▶ **RECORD SET**
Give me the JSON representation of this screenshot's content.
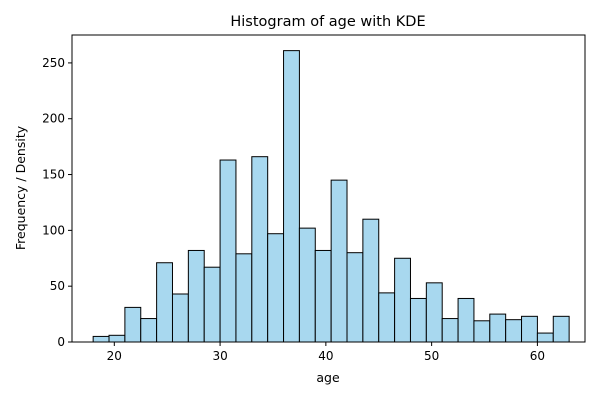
{
  "chart_data": {
    "type": "bar",
    "title": "Histogram of age with KDE",
    "xlabel": "age",
    "ylabel": "Frequency / Density",
    "xlim": [
      16,
      64.5
    ],
    "ylim": [
      0,
      275
    ],
    "xticks": [
      20,
      30,
      40,
      50,
      60
    ],
    "yticks": [
      0,
      50,
      100,
      150,
      200,
      250
    ],
    "bin_edges": [
      18,
      19.5,
      21,
      22.5,
      24,
      25.5,
      27,
      28.5,
      30,
      31.5,
      33,
      34.5,
      36,
      37.5,
      39,
      40.5,
      42,
      43.5,
      45,
      46.5,
      48,
      49.5,
      51,
      52.5,
      54,
      55.5,
      57,
      58.5,
      60,
      61.5,
      63
    ],
    "values": [
      5,
      6,
      31,
      21,
      71,
      43,
      82,
      67,
      163,
      79,
      166,
      97,
      261,
      102,
      82,
      145,
      80,
      110,
      44,
      75,
      39,
      53,
      21,
      39,
      19,
      25,
      20,
      23,
      8,
      23
    ],
    "grid": false,
    "bar_color": "#a8d8ef",
    "edge_color": "#000000"
  }
}
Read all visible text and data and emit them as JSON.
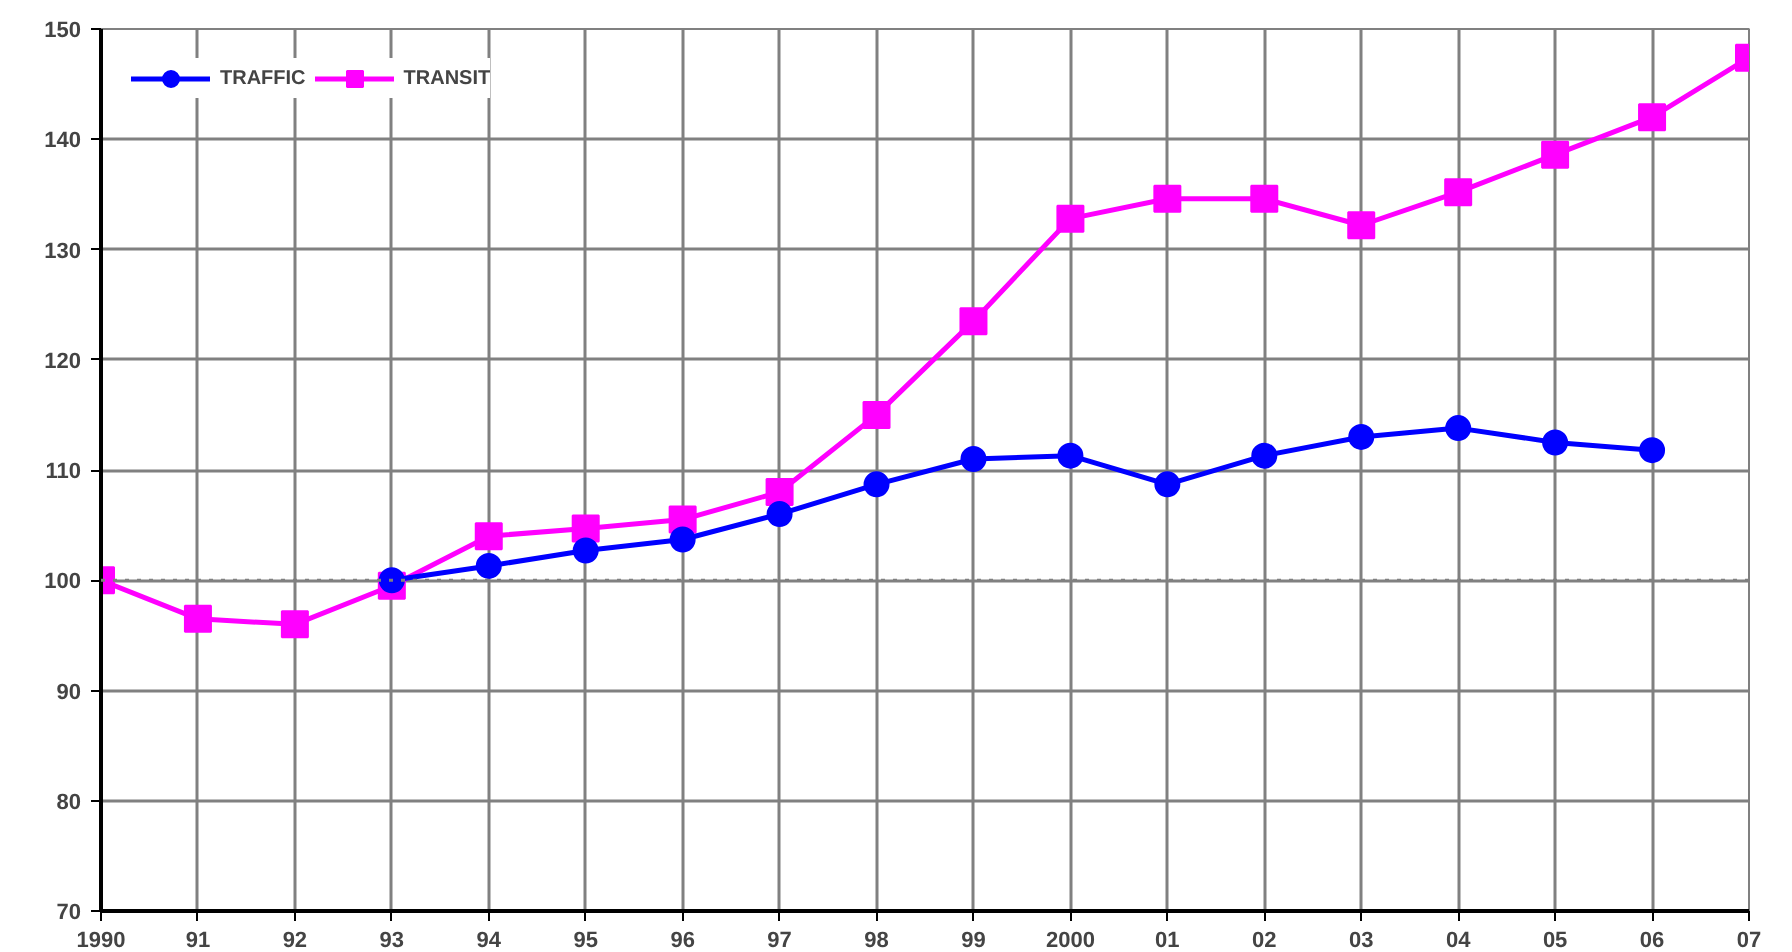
{
  "chart_data": {
    "type": "line",
    "categories": [
      "1990",
      "91",
      "92",
      "93",
      "94",
      "95",
      "96",
      "97",
      "98",
      "99",
      "2000",
      "01",
      "02",
      "03",
      "04",
      "05",
      "06",
      "07"
    ],
    "series": [
      {
        "name": "TRAFFIC",
        "color": "#0000ff",
        "marker": "circle",
        "values": [
          null,
          null,
          null,
          100,
          101.3,
          102.7,
          103.7,
          106,
          108.7,
          111,
          111.3,
          108.7,
          111.3,
          113,
          113.8,
          112.5,
          111.8,
          null
        ]
      },
      {
        "name": "TRANSIT",
        "color": "#ff00ff",
        "marker": "square",
        "values": [
          100,
          96.5,
          96,
          99.5,
          104,
          104.7,
          105.5,
          108,
          115,
          123.5,
          132.8,
          134.6,
          134.6,
          132.2,
          135.2,
          138.6,
          142,
          147.4
        ]
      }
    ],
    "ylim": [
      70,
      150
    ],
    "yticks": [
      70,
      80,
      90,
      100,
      110,
      120,
      130,
      140,
      150
    ],
    "ref_lines": [
      {
        "axis": "y",
        "value": 100,
        "color": "#808080",
        "line_style": "dotted"
      }
    ],
    "grid": true,
    "legend": "top left",
    "line_style": "solid"
  }
}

▶ **PROBLEM**
An exact transcription of all the entries is required, without the pictures.

▶ **WORKED SOLUTION**
Give me the JSON representation of this screenshot's content.
{
  "chart_data": {
    "type": "bar",
    "title": "Histogram of age with KDE",
    "xlabel": "age",
    "ylabel": "Frequency / Density",
    "xlim": [
      16,
      64.5
    ],
    "ylim": [
      0,
      275
    ],
    "xticks": [
      20,
      30,
      40,
      50,
      60
    ],
    "yticks": [
      0,
      50,
      100,
      150,
      200,
      250
    ],
    "bin_edges": [
      18,
      19.5,
      21,
      22.5,
      24,
      25.5,
      27,
      28.5,
      30,
      31.5,
      33,
      34.5,
      36,
      37.5,
      39,
      40.5,
      42,
      43.5,
      45,
      46.5,
      48,
      49.5,
      51,
      52.5,
      54,
      55.5,
      57,
      58.5,
      60,
      61.5,
      63
    ],
    "values": [
      5,
      6,
      31,
      21,
      71,
      43,
      82,
      67,
      163,
      79,
      166,
      97,
      261,
      102,
      82,
      145,
      80,
      110,
      44,
      75,
      39,
      53,
      21,
      39,
      19,
      25,
      20,
      23,
      8,
      23
    ],
    "grid": false,
    "bar_color": "#a8d8ef",
    "edge_color": "#000000"
  }
}
Read all visible text and data and emit them as JSON.
{
  "chart_data": {
    "type": "line",
    "categories": [
      "1990",
      "91",
      "92",
      "93",
      "94",
      "95",
      "96",
      "97",
      "98",
      "99",
      "2000",
      "01",
      "02",
      "03",
      "04",
      "05",
      "06",
      "07"
    ],
    "series": [
      {
        "name": "TRAFFIC",
        "color": "#0000ff",
        "marker": "circle",
        "values": [
          null,
          null,
          null,
          100,
          101.3,
          102.7,
          103.7,
          106,
          108.7,
          111,
          111.3,
          108.7,
          111.3,
          113,
          113.8,
          112.5,
          111.8,
          null
        ]
      },
      {
        "name": "TRANSIT",
        "color": "#ff00ff",
        "marker": "square",
        "values": [
          100,
          96.5,
          96,
          99.5,
          104,
          104.7,
          105.5,
          108,
          115,
          123.5,
          132.8,
          134.6,
          134.6,
          132.2,
          135.2,
          138.6,
          142,
          147.4
        ]
      }
    ],
    "ylim": [
      70,
      150
    ],
    "yticks": [
      70,
      80,
      90,
      100,
      110,
      120,
      130,
      140,
      150
    ],
    "ref_lines": [
      {
        "axis": "y",
        "value": 100,
        "color": "#808080",
        "line_style": "dotted"
      }
    ],
    "grid": true,
    "legend": "top left",
    "line_style": "solid"
  }
}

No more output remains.